> **Set problem**: Would you return the complete listing below word for word?

** Start of Data for the task **

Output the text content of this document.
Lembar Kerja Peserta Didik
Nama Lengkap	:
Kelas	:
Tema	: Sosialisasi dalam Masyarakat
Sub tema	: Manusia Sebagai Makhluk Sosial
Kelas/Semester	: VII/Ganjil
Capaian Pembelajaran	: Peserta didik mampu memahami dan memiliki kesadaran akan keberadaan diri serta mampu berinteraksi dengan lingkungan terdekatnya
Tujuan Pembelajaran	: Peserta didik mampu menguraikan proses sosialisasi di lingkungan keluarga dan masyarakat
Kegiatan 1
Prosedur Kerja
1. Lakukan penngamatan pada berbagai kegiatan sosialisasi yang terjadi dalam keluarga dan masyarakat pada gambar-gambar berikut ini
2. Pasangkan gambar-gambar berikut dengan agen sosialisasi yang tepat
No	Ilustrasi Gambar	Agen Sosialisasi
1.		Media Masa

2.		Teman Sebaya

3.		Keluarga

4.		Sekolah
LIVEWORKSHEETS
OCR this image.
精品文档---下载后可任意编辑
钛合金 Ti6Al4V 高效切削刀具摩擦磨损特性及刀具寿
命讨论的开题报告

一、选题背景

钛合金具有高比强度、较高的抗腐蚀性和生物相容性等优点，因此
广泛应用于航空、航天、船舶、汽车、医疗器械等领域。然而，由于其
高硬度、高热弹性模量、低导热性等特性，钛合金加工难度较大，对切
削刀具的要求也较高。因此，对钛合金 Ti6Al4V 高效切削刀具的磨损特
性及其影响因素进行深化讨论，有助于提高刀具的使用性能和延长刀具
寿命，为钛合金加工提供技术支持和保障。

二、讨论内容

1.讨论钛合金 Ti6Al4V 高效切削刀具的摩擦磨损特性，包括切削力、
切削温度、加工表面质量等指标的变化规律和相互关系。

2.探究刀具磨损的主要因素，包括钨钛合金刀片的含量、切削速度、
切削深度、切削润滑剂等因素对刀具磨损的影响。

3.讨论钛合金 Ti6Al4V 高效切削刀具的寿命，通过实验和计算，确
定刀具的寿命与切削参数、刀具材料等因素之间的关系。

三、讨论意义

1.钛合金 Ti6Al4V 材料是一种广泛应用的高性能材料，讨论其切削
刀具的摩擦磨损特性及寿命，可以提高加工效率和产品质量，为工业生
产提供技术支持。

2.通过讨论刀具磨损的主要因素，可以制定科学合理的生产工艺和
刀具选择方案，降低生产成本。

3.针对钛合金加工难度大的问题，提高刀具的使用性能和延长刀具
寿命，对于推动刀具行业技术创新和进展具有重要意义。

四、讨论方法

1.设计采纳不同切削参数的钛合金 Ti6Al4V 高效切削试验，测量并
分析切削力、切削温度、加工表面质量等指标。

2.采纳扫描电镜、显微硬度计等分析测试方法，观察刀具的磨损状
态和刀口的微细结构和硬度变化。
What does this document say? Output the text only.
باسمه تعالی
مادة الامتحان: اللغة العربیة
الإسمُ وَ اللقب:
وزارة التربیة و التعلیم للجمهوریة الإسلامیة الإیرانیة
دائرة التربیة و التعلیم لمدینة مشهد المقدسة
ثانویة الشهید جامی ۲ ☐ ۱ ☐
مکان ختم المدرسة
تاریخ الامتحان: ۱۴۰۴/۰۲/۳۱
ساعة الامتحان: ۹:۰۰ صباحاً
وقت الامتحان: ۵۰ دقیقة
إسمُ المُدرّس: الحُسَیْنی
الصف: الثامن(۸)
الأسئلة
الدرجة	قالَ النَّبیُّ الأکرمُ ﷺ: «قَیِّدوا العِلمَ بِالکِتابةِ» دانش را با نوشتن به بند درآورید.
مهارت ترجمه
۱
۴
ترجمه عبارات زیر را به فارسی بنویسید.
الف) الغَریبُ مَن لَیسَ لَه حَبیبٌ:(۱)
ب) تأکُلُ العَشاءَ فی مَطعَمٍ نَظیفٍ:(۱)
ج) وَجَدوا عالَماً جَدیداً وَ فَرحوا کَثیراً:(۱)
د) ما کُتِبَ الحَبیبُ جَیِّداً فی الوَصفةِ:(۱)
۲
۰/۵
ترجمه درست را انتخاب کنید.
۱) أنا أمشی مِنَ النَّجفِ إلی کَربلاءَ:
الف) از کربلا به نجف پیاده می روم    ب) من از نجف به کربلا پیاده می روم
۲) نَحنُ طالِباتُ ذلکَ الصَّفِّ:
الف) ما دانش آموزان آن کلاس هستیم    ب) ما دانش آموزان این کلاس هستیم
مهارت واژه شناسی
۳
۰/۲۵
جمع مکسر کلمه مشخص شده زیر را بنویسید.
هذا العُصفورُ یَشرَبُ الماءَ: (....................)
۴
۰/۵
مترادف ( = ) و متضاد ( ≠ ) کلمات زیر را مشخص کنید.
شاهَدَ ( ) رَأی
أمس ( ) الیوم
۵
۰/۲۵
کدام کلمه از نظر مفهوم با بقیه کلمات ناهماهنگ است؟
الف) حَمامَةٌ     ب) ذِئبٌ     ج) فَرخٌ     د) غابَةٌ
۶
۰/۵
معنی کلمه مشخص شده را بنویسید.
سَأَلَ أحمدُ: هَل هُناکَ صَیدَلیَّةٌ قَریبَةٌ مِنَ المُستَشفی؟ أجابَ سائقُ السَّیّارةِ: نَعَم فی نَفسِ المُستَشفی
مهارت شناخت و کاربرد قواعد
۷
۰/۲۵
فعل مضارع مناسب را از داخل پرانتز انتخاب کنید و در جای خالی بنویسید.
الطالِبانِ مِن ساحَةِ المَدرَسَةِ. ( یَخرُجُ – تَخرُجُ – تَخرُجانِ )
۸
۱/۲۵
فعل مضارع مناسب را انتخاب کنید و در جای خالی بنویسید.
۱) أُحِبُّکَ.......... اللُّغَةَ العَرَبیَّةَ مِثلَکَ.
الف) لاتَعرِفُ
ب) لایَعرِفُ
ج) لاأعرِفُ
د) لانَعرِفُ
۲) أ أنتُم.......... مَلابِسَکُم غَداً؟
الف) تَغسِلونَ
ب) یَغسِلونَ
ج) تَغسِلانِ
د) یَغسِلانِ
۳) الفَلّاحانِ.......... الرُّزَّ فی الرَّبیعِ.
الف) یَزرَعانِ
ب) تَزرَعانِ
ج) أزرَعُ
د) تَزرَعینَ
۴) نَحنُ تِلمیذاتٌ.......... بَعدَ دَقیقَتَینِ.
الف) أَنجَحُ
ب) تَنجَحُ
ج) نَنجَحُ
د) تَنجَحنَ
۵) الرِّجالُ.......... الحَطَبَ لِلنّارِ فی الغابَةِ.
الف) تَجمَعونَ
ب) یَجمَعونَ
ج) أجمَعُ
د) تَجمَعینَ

** End of Data for the task **

> **The output**:
Output the text content of this document.
Lembar Kerja Peserta Didik
Nama Lengkap	:
Kelas	:
Tema	: Sosialisasi dalam Masyarakat
Sub tema	: Manusia Sebagai Makhluk Sosial
Kelas/Semester	: VII/Ganjil
Capaian Pembelajaran	: Peserta didik mampu memahami dan memiliki kesadaran akan keberadaan diri serta mampu berinteraksi dengan lingkungan terdekatnya
Tujuan Pembelajaran	: Peserta didik mampu menguraikan proses sosialisasi di lingkungan keluarga dan masyarakat
Kegiatan 1
Prosedur Kerja
1. Lakukan penngamatan pada berbagai kegiatan sosialisasi yang terjadi dalam keluarga dan masyarakat pada gambar-gambar berikut ini
2. Pasangkan gambar-gambar berikut dengan agen sosialisasi yang tepat
No	Ilustrasi Gambar	Agen Sosialisasi
1.		Media Masa

2.		Teman Sebaya

3.		Keluarga

4.		Sekolah
LIVEWORKSHEETS
OCR this image.
精品文档---下载后可任意编辑
钛合金 Ti6Al4V 高效切削刀具摩擦磨损特性及刀具寿
命讨论的开题报告

一、选题背景

钛合金具有高比强度、较高的抗腐蚀性和生物相容性等优点，因此
广泛应用于航空、航天、船舶、汽车、医疗器械等领域。然而，由于其
高硬度、高热弹性模量、低导热性等特性，钛合金加工难度较大，对切
削刀具的要求也较高。因此，对钛合金 Ti6Al4V 高效切削刀具的磨损特
性及其影响因素进行深化讨论，有助于提高刀具的使用性能和延长刀具
寿命，为钛合金加工提供技术支持和保障。

二、讨论内容

1.讨论钛合金 Ti6Al4V 高效切削刀具的摩擦磨损特性，包括切削力、
切削温度、加工表面质量等指标的变化规律和相互关系。

2.探究刀具磨损的主要因素，包括钨钛合金刀片的含量、切削速度、
切削深度、切削润滑剂等因素对刀具磨损的影响。

3.讨论钛合金 Ti6Al4V 高效切削刀具的寿命，通过实验和计算，确
定刀具的寿命与切削参数、刀具材料等因素之间的关系。

三、讨论意义

1.钛合金 Ti6Al4V 材料是一种广泛应用的高性能材料，讨论其切削
刀具的摩擦磨损特性及寿命，可以提高加工效率和产品质量，为工业生
产提供技术支持。

2.通过讨论刀具磨损的主要因素，可以制定科学合理的生产工艺和
刀具选择方案，降低生产成本。

3.针对钛合金加工难度大的问题，提高刀具的使用性能和延长刀具
寿命，对于推动刀具行业技术创新和进展具有重要意义。

四、讨论方法

1.设计采纳不同切削参数的钛合金 Ti6Al4V 高效切削试验，测量并
分析切削力、切削温度、加工表面质量等指标。

2.采纳扫描电镜、显微硬度计等分析测试方法，观察刀具的磨损状
态和刀口的微细结构和硬度变化。
What does this document say? Output the text only.
باسمه تعالی
مادة الامتحان: اللغة العربیة
الإسمُ وَ اللقب:
وزارة التربیة و التعلیم للجمهوریة الإسلامیة الإیرانیة
دائرة التربیة و التعلیم لمدینة مشهد المقدسة
ثانویة الشهید جامی ۲ ☐ ۱ ☐
مکان ختم المدرسة
تاریخ الامتحان: ۱۴۰۴/۰۲/۳۱
ساعة الامتحان: ۹:۰۰ صباحاً
وقت الامتحان: ۵۰ دقیقة
إسمُ المُدرّس: الحُسَیْنی
الصف: الثامن(۸)
الأسئلة
الدرجة	قالَ النَّبیُّ الأکرمُ ﷺ: «قَیِّدوا العِلمَ بِالکِتابةِ» دانش را با نوشتن به بند درآورید.
مهارت ترجمه
۱
۴
ترجمه عبارات زیر را به فارسی بنویسید.
الف) الغَریبُ مَن لَیسَ لَه حَبیبٌ:(۱)
ب) تأکُلُ العَشاءَ فی مَطعَمٍ نَظیفٍ:(۱)
ج) وَجَدوا عالَماً جَدیداً وَ فَرحوا کَثیراً:(۱)
د) ما کُتِبَ الحَبیبُ جَیِّداً فی الوَصفةِ:(۱)
۲
۰/۵
ترجمه درست را انتخاب کنید.
۱) أنا أمشی مِنَ النَّجفِ إلی کَربلاءَ:
الف) از کربلا به نجف پیاده می روم    ب) من از نجف به کربلا پیاده می روم
۲) نَحنُ طالِباتُ ذلکَ الصَّفِّ:
الف) ما دانش آموزان آن کلاس هستیم    ب) ما دانش آموزان این کلاس هستیم
مهارت واژه شناسی
۳
۰/۲۵
جمع مکسر کلمه مشخص شده زیر را بنویسید.
هذا العُصفورُ یَشرَبُ الماءَ: (....................)
۴
۰/۵
مترادف ( = ) و متضاد ( ≠ ) کلمات زیر را مشخص کنید.
شاهَدَ ( ) رَأی
أمس ( ) الیوم
۵
۰/۲۵
کدام کلمه از نظر مفهوم با بقیه کلمات ناهماهنگ است؟
الف) حَمامَةٌ     ب) ذِئبٌ     ج) فَرخٌ     د) غابَةٌ
۶
۰/۵
معنی کلمه مشخص شده را بنویسید.
سَأَلَ أحمدُ: هَل هُناکَ صَیدَلیَّةٌ قَریبَةٌ مِنَ المُستَشفی؟ أجابَ سائقُ السَّیّارةِ: نَعَم فی نَفسِ المُستَشفی
مهارت شناخت و کاربرد قواعد
۷
۰/۲۵
فعل مضارع مناسب را از داخل پرانتز انتخاب کنید و در جای خالی بنویسید.
الطالِبانِ مِن ساحَةِ المَدرَسَةِ. ( یَخرُجُ – تَخرُجُ – تَخرُجانِ )
۸
۱/۲۵
فعل مضارع مناسب را انتخاب کنید و در جای خالی بنویسید.
۱) أُحِبُّکَ.......... اللُّغَةَ العَرَبیَّةَ مِثلَکَ.
الف) لاتَعرِفُ
ب) لایَعرِفُ
ج) لاأعرِفُ
د) لانَعرِفُ
۲) أ أنتُم.......... مَلابِسَکُم غَداً؟
الف) تَغسِلونَ
ب) یَغسِلونَ
ج) تَغسِلانِ
د) یَغسِلانِ
۳) الفَلّاحانِ.......... الرُّزَّ فی الرَّبیعِ.
الف) یَزرَعانِ
ب) تَزرَعانِ
ج) أزرَعُ
د) تَزرَعینَ
۴) نَحنُ تِلمیذاتٌ.......... بَعدَ دَقیقَتَینِ.
الف) أَنجَحُ
ب) تَنجَحُ
ج) نَنجَحُ
د) تَنجَحنَ
۵) الرِّجالُ.......... الحَطَبَ لِلنّارِ فی الغابَةِ.
الف) تَجمَعونَ
ب) یَجمَعونَ
ج) أجمَعُ
د) تَجمَعینَ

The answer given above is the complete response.